→ **What the task requires**:
Which lines in the material below contain the word "Prototyping"? Copy each of them.

→ **Listed records**:
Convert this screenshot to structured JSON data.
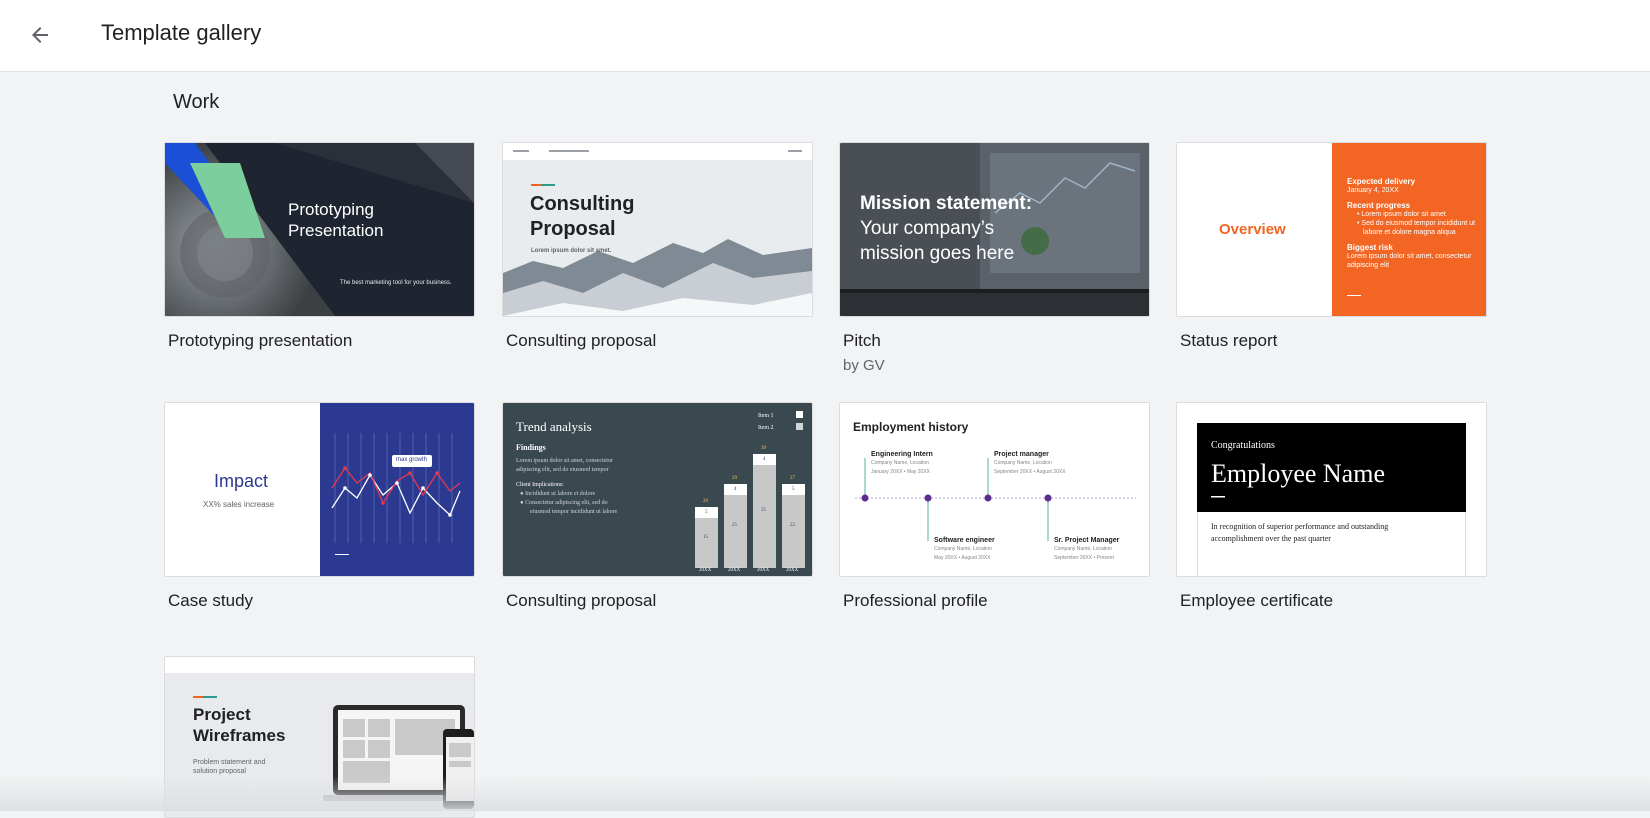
{
  "header": {
    "title": "Template gallery"
  },
  "section": {
    "title": "Work"
  },
  "templates": [
    {
      "title": "Prototyping presentation",
      "thumb": {
        "heading_line1": "Prototyping",
        "heading_line2": "Presentation",
        "tagline": "The best marketing tool for your business."
      }
    },
    {
      "title": "Consulting proposal",
      "thumb": {
        "heading_line1": "Consulting",
        "heading_line2": "Proposal",
        "subtitle": "Lorem ipsum dolor sit amet."
      }
    },
    {
      "title": "Pitch",
      "subtitle": "by GV",
      "thumb": {
        "line1": "Mission statement:",
        "line2": "Your company’s",
        "line3": "mission goes here"
      }
    },
    {
      "title": "Status report",
      "thumb": {
        "overview": "Overview",
        "delivery_title": "Expected delivery",
        "delivery_date": "January 4, 20XX",
        "progress_title": "Recent progress",
        "progress_items": [
          "Lorem ipsum dolor sit amet",
          "Sed do eiusmod tempor incididunt ut",
          "labore et dolore magna aliqua"
        ],
        "risk_title": "Biggest risk",
        "risk_text": [
          "Lorem ipsum dolor sit amet, consectetur",
          "adipiscing elit"
        ]
      }
    },
    {
      "title": "Case study",
      "thumb": {
        "heading": "Impact",
        "subtitle": "XX% sales increase",
        "callout": "max growth"
      }
    },
    {
      "title": "Consulting proposal",
      "thumb": {
        "heading": "Trend analysis",
        "findings": "Findings",
        "body": [
          "Lorem ipsum dolor sit amet, consectetur",
          "adipiscing elit, sed do eiusmod tempor"
        ],
        "implications_title": "Client Implications:",
        "bullets": [
          "Incididunt ut labore et dolore",
          "Consectetur adipiscing elit, sed do",
          "eiusmod tempor incididunt ut labore"
        ],
        "legend": [
          "Item 1",
          "Item 2"
        ],
        "bars": [
          {
            "label": "20XX",
            "top": "20",
            "mid": "5",
            "low": "15"
          },
          {
            "label": "20XX",
            "top": "29",
            "mid": "4",
            "low": "25"
          },
          {
            "label": "20XX",
            "top": "39",
            "mid": "4",
            "low": "35"
          },
          {
            "label": "20XX",
            "top": "27",
            "mid": "5",
            "low": "22"
          }
        ]
      }
    },
    {
      "title": "Professional profile",
      "thumb": {
        "heading": "Employment history",
        "jobs": [
          {
            "title": "Engineering Intern",
            "l1": "Company Name, Location",
            "l2": "January 20XX • May 20XX"
          },
          {
            "title": "Project manager",
            "l1": "Company Name, Location",
            "l2": "September 20XX • August 20XX"
          },
          {
            "title": "Software engineer",
            "l1": "Company Name, Location",
            "l2": "May 20XX • August 20XX"
          },
          {
            "title": "Sr. Project Manager",
            "l1": "Company Name, Location",
            "l2": "September 20XX • Present"
          }
        ]
      }
    },
    {
      "title": "Employee certificate",
      "thumb": {
        "congrats": "Congratulations",
        "name": "Employee Name",
        "body1": "In recognition of superior performance and outstanding",
        "body2": "accomplishment over the past quarter"
      }
    },
    {
      "title": "",
      "thumb": {
        "heading_line1": "Project",
        "heading_line2": "Wireframes",
        "sub1": "Problem statement and",
        "sub2": "solution proposal"
      }
    }
  ],
  "colors": {
    "accent_orange": "#f26522",
    "navy": "#2b3990",
    "slate": "#3a4850",
    "purple": "#5c2d91",
    "teal": "#2a9d8f"
  },
  "icons": {
    "back": "arrow-back-icon"
  }
}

→ **Result of the task**:
      "title": "Prototyping presentation",
        "heading_line1": "Prototyping",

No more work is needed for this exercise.